**WRITTEN INSTRUCTION**
Reproduce all of the data word for word.

**DATA PROVIDED**
start

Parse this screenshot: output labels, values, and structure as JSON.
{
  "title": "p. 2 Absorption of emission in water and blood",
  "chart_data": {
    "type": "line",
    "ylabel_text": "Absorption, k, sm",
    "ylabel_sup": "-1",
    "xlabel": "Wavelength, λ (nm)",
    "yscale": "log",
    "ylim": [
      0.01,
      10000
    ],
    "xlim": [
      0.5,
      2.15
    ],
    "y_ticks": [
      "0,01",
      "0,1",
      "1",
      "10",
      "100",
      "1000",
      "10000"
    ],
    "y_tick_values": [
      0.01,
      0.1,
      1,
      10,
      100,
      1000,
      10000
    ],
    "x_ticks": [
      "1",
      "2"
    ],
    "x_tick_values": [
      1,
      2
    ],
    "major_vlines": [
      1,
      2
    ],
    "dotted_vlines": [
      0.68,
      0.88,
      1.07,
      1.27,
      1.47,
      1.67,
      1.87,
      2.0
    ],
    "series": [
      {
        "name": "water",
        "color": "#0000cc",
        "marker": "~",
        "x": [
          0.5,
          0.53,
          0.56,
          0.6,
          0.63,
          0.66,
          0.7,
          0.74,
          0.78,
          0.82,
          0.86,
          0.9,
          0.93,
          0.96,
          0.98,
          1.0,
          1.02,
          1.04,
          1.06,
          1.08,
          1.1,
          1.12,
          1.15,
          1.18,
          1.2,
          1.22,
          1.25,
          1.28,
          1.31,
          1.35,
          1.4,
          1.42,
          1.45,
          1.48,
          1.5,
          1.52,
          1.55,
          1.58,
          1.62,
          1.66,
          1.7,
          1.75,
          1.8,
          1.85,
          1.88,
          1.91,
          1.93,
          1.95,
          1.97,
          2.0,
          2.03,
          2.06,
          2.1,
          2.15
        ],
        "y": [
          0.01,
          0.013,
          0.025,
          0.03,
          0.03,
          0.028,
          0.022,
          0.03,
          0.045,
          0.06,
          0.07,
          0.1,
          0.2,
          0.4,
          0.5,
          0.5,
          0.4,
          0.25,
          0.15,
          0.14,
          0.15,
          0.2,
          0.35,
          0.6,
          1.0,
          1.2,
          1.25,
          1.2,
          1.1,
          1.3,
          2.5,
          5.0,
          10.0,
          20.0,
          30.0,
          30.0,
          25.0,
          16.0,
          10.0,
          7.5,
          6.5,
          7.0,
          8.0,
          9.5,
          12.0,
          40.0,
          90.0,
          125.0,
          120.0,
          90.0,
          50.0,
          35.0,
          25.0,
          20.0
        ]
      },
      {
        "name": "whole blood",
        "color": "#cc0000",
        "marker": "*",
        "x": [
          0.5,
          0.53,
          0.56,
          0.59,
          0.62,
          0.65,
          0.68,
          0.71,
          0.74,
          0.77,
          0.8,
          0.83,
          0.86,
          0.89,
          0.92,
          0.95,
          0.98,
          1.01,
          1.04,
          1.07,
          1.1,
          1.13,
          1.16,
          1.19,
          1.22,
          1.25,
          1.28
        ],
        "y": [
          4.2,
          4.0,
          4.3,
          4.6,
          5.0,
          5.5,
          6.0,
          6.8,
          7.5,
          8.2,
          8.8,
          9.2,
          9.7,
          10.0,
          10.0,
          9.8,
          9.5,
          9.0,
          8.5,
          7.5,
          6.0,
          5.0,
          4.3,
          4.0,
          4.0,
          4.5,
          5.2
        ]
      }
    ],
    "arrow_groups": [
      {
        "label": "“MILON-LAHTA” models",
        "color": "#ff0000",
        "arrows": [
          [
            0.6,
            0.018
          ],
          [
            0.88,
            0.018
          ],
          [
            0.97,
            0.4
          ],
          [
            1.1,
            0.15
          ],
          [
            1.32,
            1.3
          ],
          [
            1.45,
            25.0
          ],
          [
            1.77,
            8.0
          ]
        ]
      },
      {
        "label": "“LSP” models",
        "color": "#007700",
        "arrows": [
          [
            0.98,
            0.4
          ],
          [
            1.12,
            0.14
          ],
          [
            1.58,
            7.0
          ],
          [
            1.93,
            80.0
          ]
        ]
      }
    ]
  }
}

end

**CORRECT RESPONSE**
Parse this screenshot: output labels, values, and structure as JSON.
{
  "title": "p. 2 Absorption of emission in water and blood",
  "chart_data": {
    "type": "line",
    "ylabel_text": "Absorption, k, sm",
    "ylabel_sup": "-1",
    "xlabel": "Wavelength, λ (nm)",
    "yscale": "log",
    "ylim": [
      0.01,
      10000
    ],
    "xlim": [
      0.5,
      2.15
    ],
    "y_ticks": [
      "0,01",
      "0,1",
      "1",
      "10",
      "100",
      "1000",
      "10000"
    ],
    "y_tick_values": [
      0.01,
      0.1,
      1,
      10,
      100,
      1000,
      10000
    ],
    "x_ticks": [
      "1",
      "2"
    ],
    "x_tick_values": [
      1,
      2
    ],
    "major_vlines": [
      1,
      2
    ],
    "dotted_vlines": [
      0.68,
      0.88,
      1.07,
      1.27,
      1.47,
      1.67,
      1.87,
      2.0
    ],
    "series": [
      {
        "name": "water",
        "color": "#0000cc",
        "marker": "~",
        "x": [
          0.5,
          0.53,
          0.56,
          0.6,
          0.63,
          0.66,
          0.7,
          0.74,
          0.78,
          0.82,
          0.86,
          0.9,
          0.93,
          0.96,
          0.98,
          1.0,
          1.02,
          1.04,
          1.06,
          1.08,
          1.1,
          1.12,
          1.15,
          1.18,
          1.2,
          1.22,
          1.25,
          1.28,
          1.31,
          1.35,
          1.4,
          1.42,
          1.45,
          1.48,
          1.5,
          1.52,
          1.55,
          1.58,
          1.62,
          1.66,
          1.7,
          1.75,
          1.8,
          1.85,
          1.88,
          1.91,
          1.93,
          1.95,
          1.97,
          2.0,
          2.03,
          2.06,
          2.1,
          2.15
        ],
        "y": [
          0.01,
          0.013,
          0.025,
          0.03,
          0.03,
          0.028,
          0.022,
          0.03,
          0.045,
          0.06,
          0.07,
          0.1,
          0.2,
          0.4,
          0.5,
          0.5,
          0.4,
          0.25,
          0.15,
          0.14,
          0.15,
          0.2,
          0.35,
          0.6,
          1.0,
          1.2,
          1.25,
          1.2,
          1.1,
          1.3,
          2.5,
          5.0,
          10.0,
          20.0,
          30.0,
          30.0,
          25.0,
          16.0,
          10.0,
          7.5,
          6.5,
          7.0,
          8.0,
          9.5,
          12.0,
          40.0,
          90.0,
          125.0,
          120.0,
          90.0,
          50.0,
          35.0,
          25.0,
          20.0
        ]
      },
      {
        "name": "whole blood",
        "color": "#cc0000",
        "marker": "*",
        "x": [
          0.5,
          0.53,
          0.56,
          0.59,
          0.62,
          0.65,
          0.68,
          0.71,
          0.74,
          0.77,
          0.8,
          0.83,
          0.86,
          0.89,
          0.92,
          0.95,
          0.98,
          1.01,
          1.04,
          1.07,
          1.1,
          1.13,
          1.16,
          1.19,
          1.22,
          1.25,
          1.28
        ],
        "y": [
          4.2,
          4.0,
          4.3,
          4.6,
          5.0,
          5.5,
          6.0,
          6.8,
          7.5,
          8.2,
          8.8,
          9.2,
          9.7,
          10.0,
          10.0,
          9.8,
          9.5,
          9.0,
          8.5,
          7.5,
          6.0,
          5.0,
          4.3,
          4.0,
          4.0,
          4.5,
          5.2
        ]
      }
    ],
    "arrow_groups": [
      {
        "label": "“MILON-LAHTA” models",
        "color": "#ff0000",
        "arrows": [
          [
            0.6,
            0.018
          ],
          [
            0.88,
            0.018
          ],
          [
            0.97,
            0.4
          ],
          [
            1.1,
            0.15
          ],
          [
            1.32,
            1.3
          ],
          [
            1.45,
            25.0
          ],
          [
            1.77,
            8.0
          ]
        ]
      },
      {
        "label": "“LSP” models",
        "color": "#007700",
        "arrows": [
          [
            0.98,
            0.4
          ],
          [
            1.12,
            0.14
          ],
          [
            1.58,
            7.0
          ],
          [
            1.93,
            80.0
          ]
        ]
      }
    ]
  }
}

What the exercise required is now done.